WHAT YOU ARE ASKED TO DO
Pull out every line below that holds the word "Algebra".

--- Start of DATASET RECORDS ---

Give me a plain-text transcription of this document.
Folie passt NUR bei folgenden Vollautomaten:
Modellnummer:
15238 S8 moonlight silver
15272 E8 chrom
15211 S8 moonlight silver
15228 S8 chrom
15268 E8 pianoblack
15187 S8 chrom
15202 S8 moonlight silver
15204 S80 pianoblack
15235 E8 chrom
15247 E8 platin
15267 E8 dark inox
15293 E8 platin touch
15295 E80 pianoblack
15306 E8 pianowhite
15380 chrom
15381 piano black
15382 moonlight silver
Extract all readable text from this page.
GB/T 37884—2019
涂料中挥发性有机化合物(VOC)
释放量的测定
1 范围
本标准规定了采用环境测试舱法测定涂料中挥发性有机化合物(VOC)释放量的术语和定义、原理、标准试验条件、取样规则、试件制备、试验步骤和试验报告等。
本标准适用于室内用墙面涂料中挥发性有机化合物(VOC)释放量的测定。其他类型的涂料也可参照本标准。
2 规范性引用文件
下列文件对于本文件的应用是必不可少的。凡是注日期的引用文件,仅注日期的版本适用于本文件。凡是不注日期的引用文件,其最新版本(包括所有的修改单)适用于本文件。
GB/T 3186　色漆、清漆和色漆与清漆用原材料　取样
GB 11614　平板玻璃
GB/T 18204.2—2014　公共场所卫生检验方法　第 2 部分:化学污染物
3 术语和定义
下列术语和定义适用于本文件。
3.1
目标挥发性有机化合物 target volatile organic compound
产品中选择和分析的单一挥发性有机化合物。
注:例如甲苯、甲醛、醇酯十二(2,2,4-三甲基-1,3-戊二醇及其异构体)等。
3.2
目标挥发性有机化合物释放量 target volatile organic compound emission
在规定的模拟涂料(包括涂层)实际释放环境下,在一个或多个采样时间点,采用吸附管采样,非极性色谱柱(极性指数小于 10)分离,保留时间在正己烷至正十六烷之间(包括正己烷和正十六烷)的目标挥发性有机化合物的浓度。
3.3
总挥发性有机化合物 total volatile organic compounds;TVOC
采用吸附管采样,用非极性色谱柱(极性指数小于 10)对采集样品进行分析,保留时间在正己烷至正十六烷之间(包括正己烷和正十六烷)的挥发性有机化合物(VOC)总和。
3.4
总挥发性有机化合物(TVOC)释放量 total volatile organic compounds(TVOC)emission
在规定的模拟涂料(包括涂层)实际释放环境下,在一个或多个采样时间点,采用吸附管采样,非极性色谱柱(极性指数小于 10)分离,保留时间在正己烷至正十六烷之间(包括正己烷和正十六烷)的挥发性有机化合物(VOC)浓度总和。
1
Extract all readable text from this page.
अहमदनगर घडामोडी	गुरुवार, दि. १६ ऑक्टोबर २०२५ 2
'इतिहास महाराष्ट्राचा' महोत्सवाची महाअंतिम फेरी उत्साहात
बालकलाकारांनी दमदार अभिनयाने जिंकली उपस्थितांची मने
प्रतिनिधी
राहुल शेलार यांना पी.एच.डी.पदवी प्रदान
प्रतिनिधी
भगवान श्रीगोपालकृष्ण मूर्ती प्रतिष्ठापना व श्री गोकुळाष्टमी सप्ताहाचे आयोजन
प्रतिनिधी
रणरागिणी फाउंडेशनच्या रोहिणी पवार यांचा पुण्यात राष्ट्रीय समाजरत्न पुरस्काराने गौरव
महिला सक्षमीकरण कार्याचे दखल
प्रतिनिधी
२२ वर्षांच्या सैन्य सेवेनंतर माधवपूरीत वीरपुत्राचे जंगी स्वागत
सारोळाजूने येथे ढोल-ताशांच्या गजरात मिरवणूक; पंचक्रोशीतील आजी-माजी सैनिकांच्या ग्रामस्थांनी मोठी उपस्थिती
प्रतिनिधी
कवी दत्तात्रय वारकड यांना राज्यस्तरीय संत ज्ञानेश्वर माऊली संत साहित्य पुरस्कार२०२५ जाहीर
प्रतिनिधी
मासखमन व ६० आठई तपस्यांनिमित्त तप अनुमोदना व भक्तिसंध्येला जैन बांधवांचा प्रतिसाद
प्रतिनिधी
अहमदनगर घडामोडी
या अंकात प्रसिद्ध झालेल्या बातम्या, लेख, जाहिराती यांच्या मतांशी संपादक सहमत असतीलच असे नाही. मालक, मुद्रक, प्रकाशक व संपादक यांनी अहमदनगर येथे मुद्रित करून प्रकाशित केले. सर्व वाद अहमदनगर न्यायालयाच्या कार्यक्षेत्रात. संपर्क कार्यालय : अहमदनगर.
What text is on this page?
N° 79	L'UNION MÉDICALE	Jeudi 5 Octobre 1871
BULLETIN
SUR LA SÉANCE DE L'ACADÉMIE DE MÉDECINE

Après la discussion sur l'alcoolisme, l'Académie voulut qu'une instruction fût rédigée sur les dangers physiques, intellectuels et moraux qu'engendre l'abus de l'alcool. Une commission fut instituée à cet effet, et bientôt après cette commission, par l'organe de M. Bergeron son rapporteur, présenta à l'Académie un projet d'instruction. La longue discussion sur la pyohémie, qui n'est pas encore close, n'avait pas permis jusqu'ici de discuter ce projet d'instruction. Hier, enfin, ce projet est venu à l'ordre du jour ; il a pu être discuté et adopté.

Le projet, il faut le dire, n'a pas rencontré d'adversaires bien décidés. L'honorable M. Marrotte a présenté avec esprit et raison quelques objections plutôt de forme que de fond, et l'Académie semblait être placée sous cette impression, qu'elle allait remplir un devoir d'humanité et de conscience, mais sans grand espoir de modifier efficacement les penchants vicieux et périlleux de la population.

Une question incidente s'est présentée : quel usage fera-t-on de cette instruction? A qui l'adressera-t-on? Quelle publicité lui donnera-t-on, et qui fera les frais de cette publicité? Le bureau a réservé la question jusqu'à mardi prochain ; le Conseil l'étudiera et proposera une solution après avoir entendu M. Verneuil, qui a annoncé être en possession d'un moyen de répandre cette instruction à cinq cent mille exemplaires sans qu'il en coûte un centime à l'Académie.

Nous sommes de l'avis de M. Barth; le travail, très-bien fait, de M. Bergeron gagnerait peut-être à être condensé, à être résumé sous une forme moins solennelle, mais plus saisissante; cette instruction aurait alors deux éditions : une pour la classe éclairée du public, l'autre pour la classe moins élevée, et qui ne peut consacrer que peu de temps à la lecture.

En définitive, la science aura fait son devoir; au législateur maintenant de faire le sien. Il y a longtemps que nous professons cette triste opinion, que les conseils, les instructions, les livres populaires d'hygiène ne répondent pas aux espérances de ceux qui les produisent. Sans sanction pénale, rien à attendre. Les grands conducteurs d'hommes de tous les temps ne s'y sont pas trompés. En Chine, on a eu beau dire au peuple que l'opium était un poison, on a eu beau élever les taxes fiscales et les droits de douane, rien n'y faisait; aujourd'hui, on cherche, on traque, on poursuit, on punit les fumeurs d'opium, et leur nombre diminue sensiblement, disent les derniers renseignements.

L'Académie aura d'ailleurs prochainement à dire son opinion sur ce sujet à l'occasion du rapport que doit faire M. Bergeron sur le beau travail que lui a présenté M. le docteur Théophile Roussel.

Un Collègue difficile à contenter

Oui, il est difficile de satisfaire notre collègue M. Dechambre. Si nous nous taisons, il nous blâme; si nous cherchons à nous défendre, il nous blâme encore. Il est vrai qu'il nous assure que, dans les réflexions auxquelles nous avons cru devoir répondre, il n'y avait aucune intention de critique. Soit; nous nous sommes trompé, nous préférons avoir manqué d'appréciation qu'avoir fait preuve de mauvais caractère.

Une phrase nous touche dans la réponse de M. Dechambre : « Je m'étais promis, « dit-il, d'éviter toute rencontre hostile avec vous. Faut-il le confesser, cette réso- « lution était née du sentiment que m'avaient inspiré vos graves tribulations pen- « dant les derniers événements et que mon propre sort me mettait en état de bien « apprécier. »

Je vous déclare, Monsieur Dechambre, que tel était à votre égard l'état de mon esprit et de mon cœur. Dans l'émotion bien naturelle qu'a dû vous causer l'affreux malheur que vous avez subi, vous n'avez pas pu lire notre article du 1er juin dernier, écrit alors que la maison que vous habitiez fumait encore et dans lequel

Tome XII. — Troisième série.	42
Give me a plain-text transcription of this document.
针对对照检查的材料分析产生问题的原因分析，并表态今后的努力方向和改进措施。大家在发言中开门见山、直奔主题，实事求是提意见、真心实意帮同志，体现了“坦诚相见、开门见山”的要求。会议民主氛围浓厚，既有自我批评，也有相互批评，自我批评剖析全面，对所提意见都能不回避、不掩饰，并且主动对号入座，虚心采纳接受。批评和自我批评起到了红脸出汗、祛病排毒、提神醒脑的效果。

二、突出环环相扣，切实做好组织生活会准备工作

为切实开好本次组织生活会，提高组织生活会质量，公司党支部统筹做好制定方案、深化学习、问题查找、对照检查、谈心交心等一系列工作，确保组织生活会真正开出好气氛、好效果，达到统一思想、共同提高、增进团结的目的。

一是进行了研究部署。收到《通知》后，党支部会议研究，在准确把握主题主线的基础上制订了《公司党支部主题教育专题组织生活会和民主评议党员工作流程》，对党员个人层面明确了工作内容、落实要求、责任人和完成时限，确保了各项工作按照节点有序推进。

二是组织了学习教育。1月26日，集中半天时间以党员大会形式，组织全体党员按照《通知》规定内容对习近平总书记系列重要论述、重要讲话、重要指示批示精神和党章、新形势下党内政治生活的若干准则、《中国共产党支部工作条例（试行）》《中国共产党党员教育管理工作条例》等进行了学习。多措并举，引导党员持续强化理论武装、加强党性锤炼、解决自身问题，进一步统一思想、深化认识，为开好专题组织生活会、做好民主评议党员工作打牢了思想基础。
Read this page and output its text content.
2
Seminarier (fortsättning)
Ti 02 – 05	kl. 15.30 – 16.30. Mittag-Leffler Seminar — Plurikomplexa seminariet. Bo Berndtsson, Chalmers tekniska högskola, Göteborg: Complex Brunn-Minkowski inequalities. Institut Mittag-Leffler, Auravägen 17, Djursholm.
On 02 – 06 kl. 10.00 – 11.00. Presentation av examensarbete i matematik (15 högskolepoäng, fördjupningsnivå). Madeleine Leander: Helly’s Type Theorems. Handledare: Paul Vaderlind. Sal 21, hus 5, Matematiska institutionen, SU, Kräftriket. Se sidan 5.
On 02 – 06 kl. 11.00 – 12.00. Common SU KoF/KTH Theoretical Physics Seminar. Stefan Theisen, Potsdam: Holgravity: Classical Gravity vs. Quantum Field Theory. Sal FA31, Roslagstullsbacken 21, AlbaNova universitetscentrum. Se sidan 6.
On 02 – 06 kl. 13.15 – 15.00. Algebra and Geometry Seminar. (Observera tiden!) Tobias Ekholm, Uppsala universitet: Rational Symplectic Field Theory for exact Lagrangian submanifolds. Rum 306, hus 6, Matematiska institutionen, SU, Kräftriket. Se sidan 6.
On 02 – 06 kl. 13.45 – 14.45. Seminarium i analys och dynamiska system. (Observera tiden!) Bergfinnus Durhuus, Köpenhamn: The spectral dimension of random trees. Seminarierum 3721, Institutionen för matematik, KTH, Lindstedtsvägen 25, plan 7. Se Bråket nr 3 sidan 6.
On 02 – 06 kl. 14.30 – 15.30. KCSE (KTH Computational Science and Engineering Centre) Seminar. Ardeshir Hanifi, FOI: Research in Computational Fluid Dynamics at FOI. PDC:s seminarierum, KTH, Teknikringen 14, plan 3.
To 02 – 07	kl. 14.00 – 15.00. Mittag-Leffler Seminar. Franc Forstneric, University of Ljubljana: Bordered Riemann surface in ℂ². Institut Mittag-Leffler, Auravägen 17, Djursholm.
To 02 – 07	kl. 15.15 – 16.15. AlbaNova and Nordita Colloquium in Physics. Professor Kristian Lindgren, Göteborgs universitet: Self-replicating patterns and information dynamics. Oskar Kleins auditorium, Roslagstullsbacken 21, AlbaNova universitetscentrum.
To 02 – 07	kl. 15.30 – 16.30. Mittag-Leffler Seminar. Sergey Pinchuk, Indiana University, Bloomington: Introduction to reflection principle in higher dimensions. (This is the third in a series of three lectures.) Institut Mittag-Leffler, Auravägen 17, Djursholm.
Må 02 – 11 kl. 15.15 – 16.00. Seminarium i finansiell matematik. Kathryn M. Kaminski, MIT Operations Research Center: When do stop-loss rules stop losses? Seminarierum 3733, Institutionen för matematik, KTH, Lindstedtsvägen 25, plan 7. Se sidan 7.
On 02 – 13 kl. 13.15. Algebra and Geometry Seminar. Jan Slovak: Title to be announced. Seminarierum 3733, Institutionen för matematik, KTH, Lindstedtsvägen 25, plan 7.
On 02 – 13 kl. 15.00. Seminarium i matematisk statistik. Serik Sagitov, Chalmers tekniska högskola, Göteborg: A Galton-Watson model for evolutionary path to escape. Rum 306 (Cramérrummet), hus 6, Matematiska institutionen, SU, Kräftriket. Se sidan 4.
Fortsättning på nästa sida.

--- End of DATASET RECORDS ---

THE OUTPUT
On 02 – 06 kl. 13.15 – 15.00. Algebra and Geometry Seminar. (Observera tiden!) Tobias Ekholm, Uppsala universitet: Rational Symplectic Field Theory for exact Lagrangian submanifolds. Rum 306, hus 6, Matematiska institutionen, SU, Kräftriket. Se sidan 6.
On 02 – 13 kl. 13.15. Algebra and Geometry Seminar. Jan Slovak: Title to be announced. Seminarierum 3733, Institutionen för matematik, KTH, Lindstedtsvägen 25, plan 7.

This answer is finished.